§ **Excerpted text**:
* * * * * * * * *
Saturday, August 30, 2014

Twenty Things We've Tried to Make Ella's Bedtime Better

My dad once told me that when he doesn’t see a blog post from me for a while he worries.  We never got into exactly what “a while” was nor did he let on how much he worries.  I really didn’t give us much of a chance to get into those details – without skipping a beat, I responded, “You should be worried.”

I was only half joking.  A couple of weeks without a blog post generally means that I can’t see past the misbehavior and sad choices the Leatherkids may be throwing at us and my feelings of parental failure as a result.  It means I can’t see the funny, sweet, share-worthy things they may have done or said.  Or I’m too tired to write about them.  My not writing in August is mostly attributable to our bedtime battles with Ella.  This is not to suggest that said bedtime battles have been isolated to the month of August.  Oh, no.  We’ve been dealing with them for months now, maybe even a year.  And after months of many different, home-grown and failed remediation attempts, I am leaving August tired, frustrated beyond comprehension by anyone other than Dan, cold, angry and out of ideas to make it better… except to call for help.

That we’ve come to the point of needing help from a third party is not for lack of trying.  Here are twenty things we’ve tried, a nice mix of both positive and negative reinforcement, with NO RESULTS other than an occasional reprieve for a night or two here and there:
Positive

1.   Play the Frozen soundtrack during bedtime (still used today)

2.   Reward chart – a sticker for going to bed quietly and a sticker for staying in bed all night; each sticker = cash (no longer used – she didn’t care)

3.   A new book after two – JUST TWO -- nights in a row of a good bedtime (she loves books but was never rewarded with one)

4.   Sleep in the foam Mickey chair that converts to a bed (this actually worked well… for a week. I don’t remember exactly what brought it to an end, but the Mickey chair is still sitting in our bedroom, unusable by Ella.  It was getting pretty flat anyway.)

5.   Sleep in the pink Dora toddler bed given to us by our neighbors (this was short-lived – the kids were more interested in jumping on it than Ella was interested in sleeping in it)

6.   Get to eat “a bar” (nutrition bar) in the morning (still used today, I don’t know why)

7.   Put (expensive) Lavender, Peace and Calming and Valor Essential oils – on her feet and on her bed (while Ella enjoyed the special treatment, the peace and calming they were to bring never really arrived)
* * * * * * * * *
§ **Tasks to perform**:
• a. Answer the following about the post on Ella's bedtime, one line each:
(i) What did the writer reply when told that a long gap between posts makes the writer's father worry?
(ii) To which month does the writer mainly attribute not writing, because of the bedtime battles?
(iii) Why was the pink Dora toddler bed short-lived?
• b. Carry the post on Ella's bedtime forward from its final sentence, in the same voice.

§ **Dataset section**:
* * * * * * * * *
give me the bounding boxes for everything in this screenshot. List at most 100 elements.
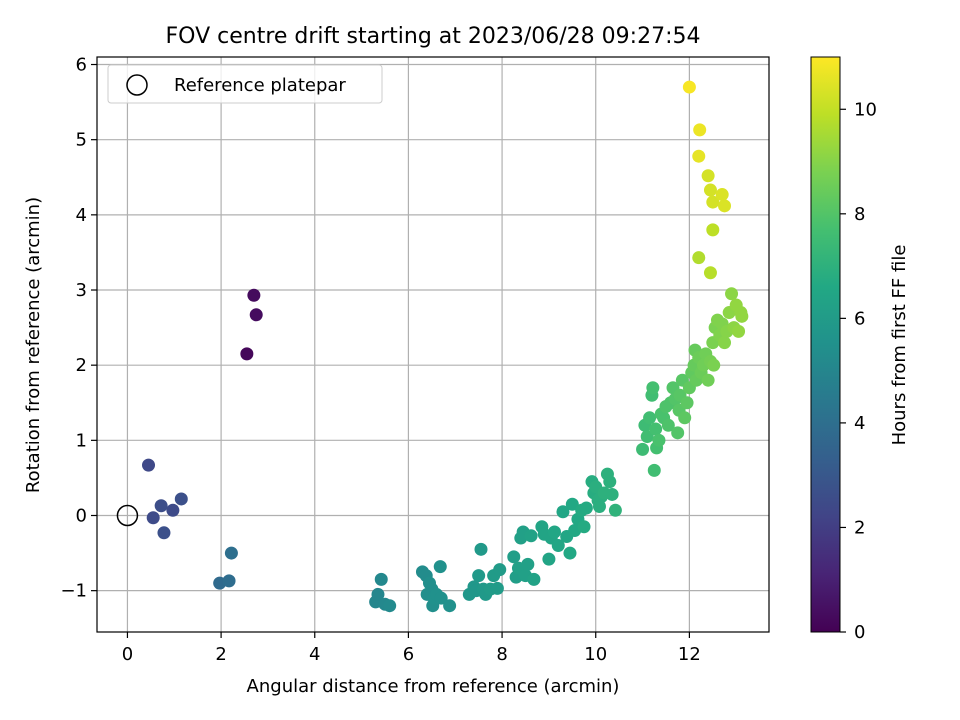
* * * * * * * * *
§ **Answers to each task**:
• a.
(i) "You should be worried."
(ii) August.
(iii) The kids were more interested in jumping on it than Ella was interested in sleeping in it.

• b.
8.   See Cal get rewards (books) for good bedtime behavior (Cal would ask, “what’s this for?” and we’d tell him it was for being good at bedtime)

9.   Get a big-girl bed if she has a good bedtime for several (unspecified, but she doesn’t really count) nights in a row (at the rate we’re going, she’ll grow out of her current bed first)

10. If she HAD a big-girl bed, Mommy will lie with her as she goes to bed (not possible because #9 hasn't been achieved, though I did lie with her on the floor recently - I committed a half hour to her only to catch resistance when I told her it was time to climb into bed)

11. Read books in bed if pleasant before climbing into bed (she did this once and I told her on other occasions she could do it, not because I thought she deserved it but because I thought it might help calm her down)
Negative

12. Have music (Frozen soundtrack) taken away for the night (still used today)

13. Have baby blankets taken away from her, leaving her with a blanket that actually covers her with wriggle room (these contribute to the struggle anyway because they don’t fit her anymore yet she expects them to lay perfectly over her whole body; I never take her treasured “blue blankie,” though – this is surely going to go with her to college)

14. Have adored dresses and skorts taken away as options to wear the next day, leaving her to choose among her limited selection of rarely worn shorts (I thought this might work but has really only resulted in a next-morning fight about getting dressed; we’re still sticking to this today)

15. Have “Family Fun Friday” taken away from her; see Cal go to movies with Mommy while she stays home with Daddy (did this once – she was upset, but not upset enough)

16. Get yelled at by Mommy or Daddy (used way too often despite every attempt by Mommy and Daddy not to use it)

17. Be “locked” in bedroom with belts stretched from her bedroom door handle to the closet door (rarely used, really just because we were out of options and needed a reprieve – her noise was muffled by the closed door and eventually she’d just fall asleep)

18. Be “locked” in bedroom with Mommy sitting in folding chair on other side of door either holding it or peeking in and reminding her what she needed to do for the door to stay open (used a few times but always lasted too long to be considered effective – with my laptop in my lap, I was productive, either working or blogging)

19. Be told she can’t go on trip to the beach with cousins the next day, which had been planned for weeks (turns out it rained that day, and we ended up going to a trampoline place… with Ella)

20. Be ignored (this is typically used when she ends up on the landing of our stairs, which isn’t so bad if she stays quiet because she does eventually fall asleep.  The problem is, she doesn’t always stay quiet.  I once used the “ignore her” tactic as I lay next to Cal in his bed, and she joined us uninvited and proceeded to sit on me and poke me)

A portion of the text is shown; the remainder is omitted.